▶ _GIVEN EXERCISE 1_: In the Selenium article, what happened to the Windows port of WebKit GTK?
▶ _GIVEN EXERCISE 2_: Retype the portion of the Selenium article starting with "Selenium was the" and going on through "were already familiar.".

* BEGIN SOURCE PASSAGE *

Modernizing Selenium Support in D
WebKit GTK on Windows: it doesn't exist
I spent about a month building Insurgent, a companion app for a real-time strategy game that provides active monitoring of matches and an in-depth catalog of game data. The frontend was built around WebKit GTK because it ships with D's GtkD bindings and was the obvious choice on Linux and macOS. It allowed the game to run in a separate window where I could hook WebSockets and inject JavaScript. Then I tried to build on Windows.
The Windows port was abandoned years ago. Not buggy. Abandoned. There is no path forward. I needed a cross-platform browser engine, and I needed it without rewriting the project in another language.
Selenium was the replacement candidate
ChromeDriver is maintained by Google and runs everywhere the project needs to ship. I also have experience with Selenium from my work on LinkedIn Learning scraping and workflow automation, so the protocol and API patterns were already familiar.
The obstacle was that D had no working Selenium bindings at all.

* END SOURCE PASSAGE *
* BEGIN DATASET ROWS *

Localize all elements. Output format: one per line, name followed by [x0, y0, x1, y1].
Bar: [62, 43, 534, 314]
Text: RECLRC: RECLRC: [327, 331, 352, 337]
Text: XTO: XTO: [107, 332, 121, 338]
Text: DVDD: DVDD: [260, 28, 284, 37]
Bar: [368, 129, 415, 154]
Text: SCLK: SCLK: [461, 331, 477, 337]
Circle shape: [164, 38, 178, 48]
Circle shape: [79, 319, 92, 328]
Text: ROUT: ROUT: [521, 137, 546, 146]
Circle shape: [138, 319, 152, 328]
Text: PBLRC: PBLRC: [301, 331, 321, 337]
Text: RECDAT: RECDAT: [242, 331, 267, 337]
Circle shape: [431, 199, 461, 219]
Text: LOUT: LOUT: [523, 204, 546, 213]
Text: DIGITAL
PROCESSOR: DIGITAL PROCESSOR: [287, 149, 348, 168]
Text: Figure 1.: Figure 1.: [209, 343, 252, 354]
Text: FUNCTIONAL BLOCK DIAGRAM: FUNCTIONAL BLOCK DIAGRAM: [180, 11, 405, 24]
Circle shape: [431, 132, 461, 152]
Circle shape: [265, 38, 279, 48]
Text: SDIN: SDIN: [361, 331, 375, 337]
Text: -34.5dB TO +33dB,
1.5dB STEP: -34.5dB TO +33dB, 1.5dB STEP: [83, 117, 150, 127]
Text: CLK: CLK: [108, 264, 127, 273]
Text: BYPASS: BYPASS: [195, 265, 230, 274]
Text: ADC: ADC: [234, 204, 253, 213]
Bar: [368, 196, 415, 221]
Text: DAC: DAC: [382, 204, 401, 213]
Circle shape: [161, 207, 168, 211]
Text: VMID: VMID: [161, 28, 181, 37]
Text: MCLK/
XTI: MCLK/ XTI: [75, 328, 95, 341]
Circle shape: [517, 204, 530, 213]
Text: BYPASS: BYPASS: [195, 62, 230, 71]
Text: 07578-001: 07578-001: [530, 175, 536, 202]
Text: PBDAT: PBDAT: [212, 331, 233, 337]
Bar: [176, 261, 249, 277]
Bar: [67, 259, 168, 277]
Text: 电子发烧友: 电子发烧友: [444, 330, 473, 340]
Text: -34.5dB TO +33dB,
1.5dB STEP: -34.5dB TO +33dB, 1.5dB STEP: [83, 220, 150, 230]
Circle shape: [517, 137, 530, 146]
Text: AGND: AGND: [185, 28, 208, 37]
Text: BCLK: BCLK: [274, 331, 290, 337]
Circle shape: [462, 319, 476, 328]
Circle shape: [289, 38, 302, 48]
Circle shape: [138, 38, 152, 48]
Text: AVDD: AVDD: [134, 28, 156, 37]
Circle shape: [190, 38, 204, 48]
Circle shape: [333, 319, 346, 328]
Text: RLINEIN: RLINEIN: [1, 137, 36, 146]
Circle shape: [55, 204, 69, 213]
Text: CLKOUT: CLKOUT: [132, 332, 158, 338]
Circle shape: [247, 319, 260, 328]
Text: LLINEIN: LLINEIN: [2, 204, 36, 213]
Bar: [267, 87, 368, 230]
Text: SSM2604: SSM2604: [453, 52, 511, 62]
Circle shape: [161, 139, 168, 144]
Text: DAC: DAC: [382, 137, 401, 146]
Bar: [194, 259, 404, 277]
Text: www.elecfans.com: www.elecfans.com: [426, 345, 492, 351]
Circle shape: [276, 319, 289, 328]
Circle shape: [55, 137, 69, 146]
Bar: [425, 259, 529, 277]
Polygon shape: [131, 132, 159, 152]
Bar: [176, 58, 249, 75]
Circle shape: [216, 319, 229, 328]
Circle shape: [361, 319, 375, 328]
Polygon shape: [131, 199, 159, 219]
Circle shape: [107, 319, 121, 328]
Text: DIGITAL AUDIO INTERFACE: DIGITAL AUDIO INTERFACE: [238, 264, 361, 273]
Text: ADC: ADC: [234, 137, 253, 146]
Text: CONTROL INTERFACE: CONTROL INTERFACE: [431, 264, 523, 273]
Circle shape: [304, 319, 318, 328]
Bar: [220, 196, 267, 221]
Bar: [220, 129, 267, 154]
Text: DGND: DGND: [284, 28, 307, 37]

* END DATASET ROWS *

▶ _WRITTEN ANSWER 1_: It was abandoned years ago.

▶ _WRITTEN ANSWER 2_:
Selenium was the replacement candidate
ChromeDriver is maintained by Google and runs everywhere the project needs to ship. I also have experience with Selenium from my work on LinkedIn Learning scraping and workflow automation, so the protocol and API patterns were already familiar.